TASK DESCRIPTION
Print all of the data exactly as written.

DATA EXTRACT
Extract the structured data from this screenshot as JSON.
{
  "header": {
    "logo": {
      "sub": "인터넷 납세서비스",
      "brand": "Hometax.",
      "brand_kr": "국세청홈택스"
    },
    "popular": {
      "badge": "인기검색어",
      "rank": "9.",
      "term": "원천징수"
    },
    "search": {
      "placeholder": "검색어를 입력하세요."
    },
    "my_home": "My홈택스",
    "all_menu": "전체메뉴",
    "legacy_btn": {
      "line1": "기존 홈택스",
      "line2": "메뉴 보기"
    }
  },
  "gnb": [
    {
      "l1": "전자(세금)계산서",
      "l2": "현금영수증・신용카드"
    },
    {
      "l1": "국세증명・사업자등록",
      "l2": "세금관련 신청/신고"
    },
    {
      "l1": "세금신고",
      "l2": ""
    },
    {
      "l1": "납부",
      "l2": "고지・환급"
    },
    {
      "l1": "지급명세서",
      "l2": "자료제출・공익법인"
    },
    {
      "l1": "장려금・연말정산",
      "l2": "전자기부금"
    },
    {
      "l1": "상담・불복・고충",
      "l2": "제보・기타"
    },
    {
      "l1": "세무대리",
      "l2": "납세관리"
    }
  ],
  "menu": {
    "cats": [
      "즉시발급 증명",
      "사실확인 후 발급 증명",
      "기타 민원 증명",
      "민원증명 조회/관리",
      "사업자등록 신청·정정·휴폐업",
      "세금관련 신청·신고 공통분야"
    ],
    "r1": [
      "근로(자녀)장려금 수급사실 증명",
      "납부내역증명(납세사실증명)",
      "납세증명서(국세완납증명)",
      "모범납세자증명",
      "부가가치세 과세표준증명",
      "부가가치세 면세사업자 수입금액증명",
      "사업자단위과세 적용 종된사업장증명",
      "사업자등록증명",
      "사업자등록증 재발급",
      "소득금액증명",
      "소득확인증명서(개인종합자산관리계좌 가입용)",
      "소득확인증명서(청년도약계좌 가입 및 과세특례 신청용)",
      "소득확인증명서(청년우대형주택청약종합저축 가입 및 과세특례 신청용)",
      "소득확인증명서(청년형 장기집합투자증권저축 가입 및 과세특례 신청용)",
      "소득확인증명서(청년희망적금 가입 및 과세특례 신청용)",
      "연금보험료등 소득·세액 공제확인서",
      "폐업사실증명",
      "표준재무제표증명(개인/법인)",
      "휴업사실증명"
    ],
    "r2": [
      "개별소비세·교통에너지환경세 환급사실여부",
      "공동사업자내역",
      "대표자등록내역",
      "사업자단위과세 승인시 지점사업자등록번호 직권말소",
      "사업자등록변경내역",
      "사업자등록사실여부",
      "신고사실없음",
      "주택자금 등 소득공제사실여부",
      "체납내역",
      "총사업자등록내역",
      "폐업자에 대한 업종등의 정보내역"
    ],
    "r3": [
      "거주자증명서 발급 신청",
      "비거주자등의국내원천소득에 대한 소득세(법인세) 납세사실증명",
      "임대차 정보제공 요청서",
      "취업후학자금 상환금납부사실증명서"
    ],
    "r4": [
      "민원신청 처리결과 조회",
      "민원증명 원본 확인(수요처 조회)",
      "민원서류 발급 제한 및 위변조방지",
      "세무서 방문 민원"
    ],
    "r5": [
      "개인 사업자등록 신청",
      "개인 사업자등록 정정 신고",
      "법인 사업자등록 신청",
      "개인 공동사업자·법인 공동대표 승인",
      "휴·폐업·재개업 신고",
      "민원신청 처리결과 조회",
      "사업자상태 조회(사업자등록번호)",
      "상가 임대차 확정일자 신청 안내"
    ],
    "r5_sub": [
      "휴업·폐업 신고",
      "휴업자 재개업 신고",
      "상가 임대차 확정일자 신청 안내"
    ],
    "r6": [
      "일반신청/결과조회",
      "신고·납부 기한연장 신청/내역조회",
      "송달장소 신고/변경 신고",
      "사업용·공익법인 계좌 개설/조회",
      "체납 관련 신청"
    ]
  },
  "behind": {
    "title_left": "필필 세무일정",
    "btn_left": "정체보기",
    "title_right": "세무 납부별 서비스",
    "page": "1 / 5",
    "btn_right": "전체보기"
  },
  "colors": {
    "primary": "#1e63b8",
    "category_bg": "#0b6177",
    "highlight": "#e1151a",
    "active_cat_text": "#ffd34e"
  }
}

FINAL ANSWER
Extract the structured data from this screenshot as JSON.
{
  "header": {
    "logo": {
      "sub": "인터넷 납세서비스",
      "brand": "Hometax.",
      "brand_kr": "국세청홈택스"
    },
    "popular": {
      "badge": "인기검색어",
      "rank": "9.",
      "term": "원천징수"
    },
    "search": {
      "placeholder": "검색어를 입력하세요."
    },
    "my_home": "My홈택스",
    "all_menu": "전체메뉴",
    "legacy_btn": {
      "line1": "기존 홈택스",
      "line2": "메뉴 보기"
    }
  },
  "gnb": [
    {
      "l1": "전자(세금)계산서",
      "l2": "현금영수증・신용카드"
    },
    {
      "l1": "국세증명・사업자등록",
      "l2": "세금관련 신청/신고"
    },
    {
      "l1": "세금신고",
      "l2": ""
    },
    {
      "l1": "납부",
      "l2": "고지・환급"
    },
    {
      "l1": "지급명세서",
      "l2": "자료제출・공익법인"
    },
    {
      "l1": "장려금・연말정산",
      "l2": "전자기부금"
    },
    {
      "l1": "상담・불복・고충",
      "l2": "제보・기타"
    },
    {
      "l1": "세무대리",
      "l2": "납세관리"
    }
  ],
  "menu": {
    "cats": [
      "즉시발급 증명",
      "사실확인 후 발급 증명",
      "기타 민원 증명",
      "민원증명 조회/관리",
      "사업자등록 신청·정정·휴폐업",
      "세금관련 신청·신고 공통분야"
    ],
    "r1": [
      "근로(자녀)장려금 수급사실 증명",
      "납부내역증명(납세사실증명)",
      "납세증명서(국세완납증명)",
      "모범납세자증명",
      "부가가치세 과세표준증명",
      "부가가치세 면세사업자 수입금액증명",
      "사업자단위과세 적용 종된사업장증명",
      "사업자등록증명",
      "사업자등록증 재발급",
      "소득금액증명",
      "소득확인증명서(개인종합자산관리계좌 가입용)",
      "소득확인증명서(청년도약계좌 가입 및 과세특례 신청용)",
      "소득확인증명서(청년우대형주택청약종합저축 가입 및 과세특례 신청용)",
      "소득확인증명서(청년형 장기집합투자증권저축 가입 및 과세특례 신청용)",
      "소득확인증명서(청년희망적금 가입 및 과세특례 신청용)",
      "연금보험료등 소득·세액 공제확인서",
      "폐업사실증명",
      "표준재무제표증명(개인/법인)",
      "휴업사실증명"
    ],
    "r2": [
      "개별소비세·교통에너지환경세 환급사실여부",
      "공동사업자내역",
      "대표자등록내역",
      "사업자단위과세 승인시 지점사업자등록번호 직권말소",
      "사업자등록변경내역",
      "사업자등록사실여부",
      "신고사실없음",
      "주택자금 등 소득공제사실여부",
      "체납내역",
      "총사업자등록내역",
      "폐업자에 대한 업종등의 정보내역"
    ],
    "r3": [
      "거주자증명서 발급 신청",
      "비거주자등의국내원천소득에 대한 소득세(법인세) 납세사실증명",
      "임대차 정보제공 요청서",
      "취업후학자금 상환금납부사실증명서"
    ],
    "r4": [
      "민원신청 처리결과 조회",
      "민원증명 원본 확인(수요처 조회)",
      "민원서류 발급 제한 및 위변조방지",
      "세무서 방문 민원"
    ],
    "r5": [
      "개인 사업자등록 신청",
      "개인 사업자등록 정정 신고",
      "법인 사업자등록 신청",
      "개인 공동사업자·법인 공동대표 승인",
      "휴·폐업·재개업 신고",
      "민원신청 처리결과 조회",
      "사업자상태 조회(사업자등록번호)",
      "상가 임대차 확정일자 신청 안내"
    ],
    "r5_sub": [
      "휴업·폐업 신고",
      "휴업자 재개업 신고",
      "상가 임대차 확정일자 신청 안내"
    ],
    "r6": [
      "일반신청/결과조회",
      "신고·납부 기한연장 신청/내역조회",
      "송달장소 신고/변경 신고",
      "사업용·공익법인 계좌 개설/조회",
      "체납 관련 신청"
    ]
  },
  "behind": {
    "title_left": "필필 세무일정",
    "btn_left": "정체보기",
    "title_right": "세무 납부별 서비스",
    "page": "1 / 5",
    "btn_right": "전체보기"
  },
  "colors": {
    "primary": "#1e63b8",
    "category_bg": "#0b6177",
    "highlight": "#e1151a",
    "active_cat_text": "#ffd34e"
  }
}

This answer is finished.